# [Instructions for the task]
Isolate every line in the data with the string "this" and copy it.

Lines of data:
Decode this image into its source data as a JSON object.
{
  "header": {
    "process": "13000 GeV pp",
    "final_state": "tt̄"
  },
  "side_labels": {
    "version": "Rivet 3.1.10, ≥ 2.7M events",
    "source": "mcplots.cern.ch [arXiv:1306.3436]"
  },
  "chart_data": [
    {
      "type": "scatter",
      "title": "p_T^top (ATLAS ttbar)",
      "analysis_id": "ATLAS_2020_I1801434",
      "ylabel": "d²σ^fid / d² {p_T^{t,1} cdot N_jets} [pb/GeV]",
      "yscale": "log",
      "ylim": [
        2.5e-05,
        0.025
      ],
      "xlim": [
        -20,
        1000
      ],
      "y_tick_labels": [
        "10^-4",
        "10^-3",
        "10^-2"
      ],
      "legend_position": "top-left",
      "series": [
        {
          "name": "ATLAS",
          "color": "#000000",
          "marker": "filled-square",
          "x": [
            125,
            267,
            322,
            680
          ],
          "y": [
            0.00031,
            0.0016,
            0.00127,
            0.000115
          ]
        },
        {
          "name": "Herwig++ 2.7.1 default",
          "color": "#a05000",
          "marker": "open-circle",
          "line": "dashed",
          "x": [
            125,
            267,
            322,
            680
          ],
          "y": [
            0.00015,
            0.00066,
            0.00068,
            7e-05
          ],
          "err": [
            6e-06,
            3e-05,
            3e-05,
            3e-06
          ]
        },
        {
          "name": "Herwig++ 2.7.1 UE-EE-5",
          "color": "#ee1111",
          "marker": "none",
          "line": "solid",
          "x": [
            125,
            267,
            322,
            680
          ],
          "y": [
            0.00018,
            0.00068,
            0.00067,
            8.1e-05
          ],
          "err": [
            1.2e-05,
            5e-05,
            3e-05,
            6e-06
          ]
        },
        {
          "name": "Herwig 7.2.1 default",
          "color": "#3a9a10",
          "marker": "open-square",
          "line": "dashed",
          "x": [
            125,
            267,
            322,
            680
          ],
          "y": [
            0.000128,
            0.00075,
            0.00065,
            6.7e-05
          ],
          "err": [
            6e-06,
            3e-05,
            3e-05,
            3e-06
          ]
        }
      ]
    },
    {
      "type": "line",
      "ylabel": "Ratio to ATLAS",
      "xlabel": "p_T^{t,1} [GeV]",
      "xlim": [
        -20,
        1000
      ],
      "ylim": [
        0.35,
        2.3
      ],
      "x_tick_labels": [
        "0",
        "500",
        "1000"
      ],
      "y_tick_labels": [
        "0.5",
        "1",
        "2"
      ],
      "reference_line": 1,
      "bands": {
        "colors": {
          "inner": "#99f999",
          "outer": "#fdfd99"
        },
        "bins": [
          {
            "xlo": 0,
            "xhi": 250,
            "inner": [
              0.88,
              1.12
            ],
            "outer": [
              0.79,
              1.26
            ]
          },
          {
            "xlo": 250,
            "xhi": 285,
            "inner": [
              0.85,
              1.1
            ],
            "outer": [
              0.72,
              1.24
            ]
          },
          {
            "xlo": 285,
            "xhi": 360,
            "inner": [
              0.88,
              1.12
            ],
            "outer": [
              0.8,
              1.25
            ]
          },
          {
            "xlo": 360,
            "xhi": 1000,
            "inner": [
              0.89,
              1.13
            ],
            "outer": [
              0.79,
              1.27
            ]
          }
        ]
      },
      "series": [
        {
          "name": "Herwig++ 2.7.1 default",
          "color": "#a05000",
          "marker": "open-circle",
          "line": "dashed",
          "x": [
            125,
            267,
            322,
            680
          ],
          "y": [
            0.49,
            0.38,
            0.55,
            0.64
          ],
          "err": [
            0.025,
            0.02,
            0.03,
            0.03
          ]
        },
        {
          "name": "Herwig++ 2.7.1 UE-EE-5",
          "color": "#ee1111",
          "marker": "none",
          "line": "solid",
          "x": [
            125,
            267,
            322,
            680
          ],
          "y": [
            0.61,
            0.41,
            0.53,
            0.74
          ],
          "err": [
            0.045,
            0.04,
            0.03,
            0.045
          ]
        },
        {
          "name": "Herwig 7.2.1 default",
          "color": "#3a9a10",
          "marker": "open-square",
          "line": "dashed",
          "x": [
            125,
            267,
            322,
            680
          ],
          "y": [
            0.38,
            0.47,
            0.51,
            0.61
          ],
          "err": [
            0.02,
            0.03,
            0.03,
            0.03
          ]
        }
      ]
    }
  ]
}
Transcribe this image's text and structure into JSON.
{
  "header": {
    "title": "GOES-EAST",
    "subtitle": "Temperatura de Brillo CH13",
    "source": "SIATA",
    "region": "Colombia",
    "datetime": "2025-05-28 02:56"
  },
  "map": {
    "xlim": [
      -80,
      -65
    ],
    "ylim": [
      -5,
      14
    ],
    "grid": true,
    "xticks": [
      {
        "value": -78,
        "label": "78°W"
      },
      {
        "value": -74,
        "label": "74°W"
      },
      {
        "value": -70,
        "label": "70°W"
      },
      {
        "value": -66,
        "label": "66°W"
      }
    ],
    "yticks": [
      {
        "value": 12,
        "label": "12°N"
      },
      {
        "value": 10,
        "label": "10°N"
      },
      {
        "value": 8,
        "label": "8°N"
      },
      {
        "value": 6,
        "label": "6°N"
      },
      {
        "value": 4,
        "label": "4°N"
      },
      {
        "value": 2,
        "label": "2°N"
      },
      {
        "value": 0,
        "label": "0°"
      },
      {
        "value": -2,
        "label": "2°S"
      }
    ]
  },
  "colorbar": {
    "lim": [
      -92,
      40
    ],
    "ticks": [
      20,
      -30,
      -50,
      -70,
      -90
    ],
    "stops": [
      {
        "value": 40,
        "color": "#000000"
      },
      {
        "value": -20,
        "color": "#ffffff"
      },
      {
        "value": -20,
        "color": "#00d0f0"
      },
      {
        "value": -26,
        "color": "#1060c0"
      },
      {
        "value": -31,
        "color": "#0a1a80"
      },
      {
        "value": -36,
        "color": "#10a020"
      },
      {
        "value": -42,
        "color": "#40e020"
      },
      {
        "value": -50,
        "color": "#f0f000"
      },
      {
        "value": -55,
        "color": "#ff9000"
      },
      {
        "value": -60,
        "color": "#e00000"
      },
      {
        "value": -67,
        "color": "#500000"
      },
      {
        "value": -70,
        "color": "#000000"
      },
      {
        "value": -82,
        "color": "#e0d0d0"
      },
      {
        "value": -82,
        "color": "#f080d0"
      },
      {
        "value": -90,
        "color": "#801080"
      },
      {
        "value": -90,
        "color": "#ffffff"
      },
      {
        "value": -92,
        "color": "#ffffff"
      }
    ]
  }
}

# [The response]
Decode this image into its source data as a JSON object.
Transcribe this image's text and structure into JSON.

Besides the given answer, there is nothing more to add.